▸ Exercise aim
Work out the number of lines in the records that include the word "your"; reply with that number alone.

▸ Data

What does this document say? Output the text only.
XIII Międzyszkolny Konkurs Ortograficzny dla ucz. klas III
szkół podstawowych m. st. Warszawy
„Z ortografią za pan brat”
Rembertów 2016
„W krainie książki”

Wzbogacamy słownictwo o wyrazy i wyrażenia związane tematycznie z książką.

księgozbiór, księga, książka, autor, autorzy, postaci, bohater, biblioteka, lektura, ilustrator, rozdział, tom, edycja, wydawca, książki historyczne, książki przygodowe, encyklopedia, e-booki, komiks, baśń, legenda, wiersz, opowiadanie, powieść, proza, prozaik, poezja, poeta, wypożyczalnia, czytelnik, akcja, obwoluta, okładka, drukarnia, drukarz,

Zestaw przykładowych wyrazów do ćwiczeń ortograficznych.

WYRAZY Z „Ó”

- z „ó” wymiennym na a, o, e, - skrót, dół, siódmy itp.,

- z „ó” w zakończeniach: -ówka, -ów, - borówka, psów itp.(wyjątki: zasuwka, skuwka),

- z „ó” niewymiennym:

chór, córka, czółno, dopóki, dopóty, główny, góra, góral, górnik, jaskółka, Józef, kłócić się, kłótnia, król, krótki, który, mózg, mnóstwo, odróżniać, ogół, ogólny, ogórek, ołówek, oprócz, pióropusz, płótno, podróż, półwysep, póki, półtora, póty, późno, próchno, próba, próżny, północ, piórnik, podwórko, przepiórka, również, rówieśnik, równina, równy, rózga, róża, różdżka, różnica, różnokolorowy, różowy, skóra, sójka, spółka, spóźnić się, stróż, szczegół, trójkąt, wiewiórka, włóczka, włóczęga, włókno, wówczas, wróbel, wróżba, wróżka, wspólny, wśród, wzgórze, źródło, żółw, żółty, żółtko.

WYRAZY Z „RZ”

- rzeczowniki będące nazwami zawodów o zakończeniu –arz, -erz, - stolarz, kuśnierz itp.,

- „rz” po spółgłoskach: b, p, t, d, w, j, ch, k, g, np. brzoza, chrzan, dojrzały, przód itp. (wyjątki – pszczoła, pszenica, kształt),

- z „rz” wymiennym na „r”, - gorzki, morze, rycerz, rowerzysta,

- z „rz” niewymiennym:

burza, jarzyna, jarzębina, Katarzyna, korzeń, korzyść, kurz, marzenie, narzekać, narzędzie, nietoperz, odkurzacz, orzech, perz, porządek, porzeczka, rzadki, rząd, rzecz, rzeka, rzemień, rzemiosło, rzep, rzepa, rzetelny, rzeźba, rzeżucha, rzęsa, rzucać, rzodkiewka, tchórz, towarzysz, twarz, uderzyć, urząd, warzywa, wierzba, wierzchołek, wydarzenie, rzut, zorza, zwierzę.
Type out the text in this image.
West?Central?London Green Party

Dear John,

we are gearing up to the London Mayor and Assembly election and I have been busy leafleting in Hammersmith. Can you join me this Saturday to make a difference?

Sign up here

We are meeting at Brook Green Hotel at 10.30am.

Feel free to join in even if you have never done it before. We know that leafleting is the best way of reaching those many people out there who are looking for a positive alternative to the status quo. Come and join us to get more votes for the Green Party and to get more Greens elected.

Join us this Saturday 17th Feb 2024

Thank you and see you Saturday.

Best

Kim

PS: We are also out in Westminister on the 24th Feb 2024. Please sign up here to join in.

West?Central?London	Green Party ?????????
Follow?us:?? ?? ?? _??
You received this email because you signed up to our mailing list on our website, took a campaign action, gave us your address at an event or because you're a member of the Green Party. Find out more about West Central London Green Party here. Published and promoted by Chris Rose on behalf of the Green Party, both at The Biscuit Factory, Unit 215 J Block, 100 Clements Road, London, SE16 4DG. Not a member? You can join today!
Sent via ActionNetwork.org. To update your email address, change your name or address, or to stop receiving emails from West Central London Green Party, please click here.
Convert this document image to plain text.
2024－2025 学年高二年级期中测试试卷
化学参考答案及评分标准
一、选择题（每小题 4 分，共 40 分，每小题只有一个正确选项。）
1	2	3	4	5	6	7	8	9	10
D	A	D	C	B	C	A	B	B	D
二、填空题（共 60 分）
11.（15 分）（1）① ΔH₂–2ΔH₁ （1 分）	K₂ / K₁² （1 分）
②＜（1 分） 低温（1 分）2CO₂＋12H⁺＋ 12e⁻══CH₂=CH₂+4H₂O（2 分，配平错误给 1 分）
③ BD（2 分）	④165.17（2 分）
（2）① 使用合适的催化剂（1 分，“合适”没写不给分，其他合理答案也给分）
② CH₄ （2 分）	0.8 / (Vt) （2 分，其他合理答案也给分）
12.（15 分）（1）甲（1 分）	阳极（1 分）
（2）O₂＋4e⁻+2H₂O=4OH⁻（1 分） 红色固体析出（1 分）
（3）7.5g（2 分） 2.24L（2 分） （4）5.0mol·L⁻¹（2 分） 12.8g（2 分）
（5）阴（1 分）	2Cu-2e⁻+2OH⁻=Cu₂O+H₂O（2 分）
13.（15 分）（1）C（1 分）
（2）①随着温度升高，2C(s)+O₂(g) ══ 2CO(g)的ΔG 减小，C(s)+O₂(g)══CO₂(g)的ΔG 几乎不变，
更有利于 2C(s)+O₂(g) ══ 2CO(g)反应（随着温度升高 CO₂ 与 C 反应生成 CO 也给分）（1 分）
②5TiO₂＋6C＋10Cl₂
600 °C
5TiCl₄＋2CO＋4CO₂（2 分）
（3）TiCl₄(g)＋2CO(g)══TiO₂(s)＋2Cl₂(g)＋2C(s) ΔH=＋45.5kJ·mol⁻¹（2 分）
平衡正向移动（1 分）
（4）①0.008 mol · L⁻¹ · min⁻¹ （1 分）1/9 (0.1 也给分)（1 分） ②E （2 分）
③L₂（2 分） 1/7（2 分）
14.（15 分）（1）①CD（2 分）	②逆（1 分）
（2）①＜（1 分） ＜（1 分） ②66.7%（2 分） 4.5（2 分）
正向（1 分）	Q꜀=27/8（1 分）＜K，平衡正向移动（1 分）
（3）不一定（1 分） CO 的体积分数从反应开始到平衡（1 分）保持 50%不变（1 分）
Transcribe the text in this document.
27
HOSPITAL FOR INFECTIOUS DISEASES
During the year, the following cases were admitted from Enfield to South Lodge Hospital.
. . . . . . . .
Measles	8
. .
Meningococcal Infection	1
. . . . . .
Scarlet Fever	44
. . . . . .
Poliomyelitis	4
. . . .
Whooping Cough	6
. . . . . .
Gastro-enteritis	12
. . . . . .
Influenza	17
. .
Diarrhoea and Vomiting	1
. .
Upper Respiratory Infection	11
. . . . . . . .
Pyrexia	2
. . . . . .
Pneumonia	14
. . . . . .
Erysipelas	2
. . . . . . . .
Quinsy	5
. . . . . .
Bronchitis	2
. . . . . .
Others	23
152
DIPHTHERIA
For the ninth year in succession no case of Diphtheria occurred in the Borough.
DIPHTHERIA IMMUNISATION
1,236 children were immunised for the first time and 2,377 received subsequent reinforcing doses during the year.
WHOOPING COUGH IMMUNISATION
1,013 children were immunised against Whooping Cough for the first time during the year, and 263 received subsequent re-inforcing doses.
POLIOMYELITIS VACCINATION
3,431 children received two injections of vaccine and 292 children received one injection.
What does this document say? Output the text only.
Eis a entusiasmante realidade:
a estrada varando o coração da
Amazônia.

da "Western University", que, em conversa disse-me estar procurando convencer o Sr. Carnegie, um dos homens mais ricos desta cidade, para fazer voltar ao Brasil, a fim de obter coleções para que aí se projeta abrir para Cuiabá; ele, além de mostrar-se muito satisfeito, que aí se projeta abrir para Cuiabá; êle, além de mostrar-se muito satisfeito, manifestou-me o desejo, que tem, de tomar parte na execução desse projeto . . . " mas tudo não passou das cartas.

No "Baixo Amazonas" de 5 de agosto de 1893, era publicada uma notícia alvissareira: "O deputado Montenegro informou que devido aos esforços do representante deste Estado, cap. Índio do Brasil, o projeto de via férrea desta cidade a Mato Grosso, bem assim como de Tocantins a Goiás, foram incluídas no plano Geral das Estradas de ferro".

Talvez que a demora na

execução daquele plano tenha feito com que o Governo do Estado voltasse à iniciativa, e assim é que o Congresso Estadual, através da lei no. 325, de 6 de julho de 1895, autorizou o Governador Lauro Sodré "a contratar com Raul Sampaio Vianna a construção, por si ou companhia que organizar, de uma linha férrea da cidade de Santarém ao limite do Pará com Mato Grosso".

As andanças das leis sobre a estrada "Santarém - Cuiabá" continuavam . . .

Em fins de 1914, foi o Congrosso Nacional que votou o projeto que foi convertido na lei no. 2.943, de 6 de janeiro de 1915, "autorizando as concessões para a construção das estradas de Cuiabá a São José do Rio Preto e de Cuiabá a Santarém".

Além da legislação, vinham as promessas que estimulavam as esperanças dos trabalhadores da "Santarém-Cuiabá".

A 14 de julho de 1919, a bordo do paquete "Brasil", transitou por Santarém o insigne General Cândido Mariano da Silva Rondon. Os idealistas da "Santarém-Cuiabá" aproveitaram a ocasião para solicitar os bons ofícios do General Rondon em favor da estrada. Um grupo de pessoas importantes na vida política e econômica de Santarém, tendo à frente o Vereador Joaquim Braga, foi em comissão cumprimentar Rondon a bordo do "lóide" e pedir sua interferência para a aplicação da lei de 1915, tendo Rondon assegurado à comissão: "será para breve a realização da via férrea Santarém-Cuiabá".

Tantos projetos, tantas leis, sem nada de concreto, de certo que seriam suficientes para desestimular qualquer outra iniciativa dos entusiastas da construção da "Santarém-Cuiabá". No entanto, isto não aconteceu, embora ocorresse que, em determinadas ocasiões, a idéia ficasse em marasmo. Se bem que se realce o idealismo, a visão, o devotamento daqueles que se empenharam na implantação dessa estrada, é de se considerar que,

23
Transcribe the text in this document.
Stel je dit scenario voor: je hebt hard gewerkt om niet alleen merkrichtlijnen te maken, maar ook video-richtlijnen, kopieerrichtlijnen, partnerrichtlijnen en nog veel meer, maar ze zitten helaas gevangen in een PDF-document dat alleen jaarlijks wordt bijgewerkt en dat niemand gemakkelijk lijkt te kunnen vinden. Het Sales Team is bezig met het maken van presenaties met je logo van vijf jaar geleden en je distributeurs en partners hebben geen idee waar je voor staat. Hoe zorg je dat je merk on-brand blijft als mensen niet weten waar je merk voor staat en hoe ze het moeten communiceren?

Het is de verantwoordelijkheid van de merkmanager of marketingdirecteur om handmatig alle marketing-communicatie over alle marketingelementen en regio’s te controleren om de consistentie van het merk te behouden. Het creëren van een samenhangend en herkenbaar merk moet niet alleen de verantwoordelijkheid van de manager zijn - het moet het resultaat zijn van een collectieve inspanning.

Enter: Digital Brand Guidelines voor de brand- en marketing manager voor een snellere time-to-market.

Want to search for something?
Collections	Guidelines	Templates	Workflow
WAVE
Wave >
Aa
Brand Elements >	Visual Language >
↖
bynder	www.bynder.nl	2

▸ Written response
2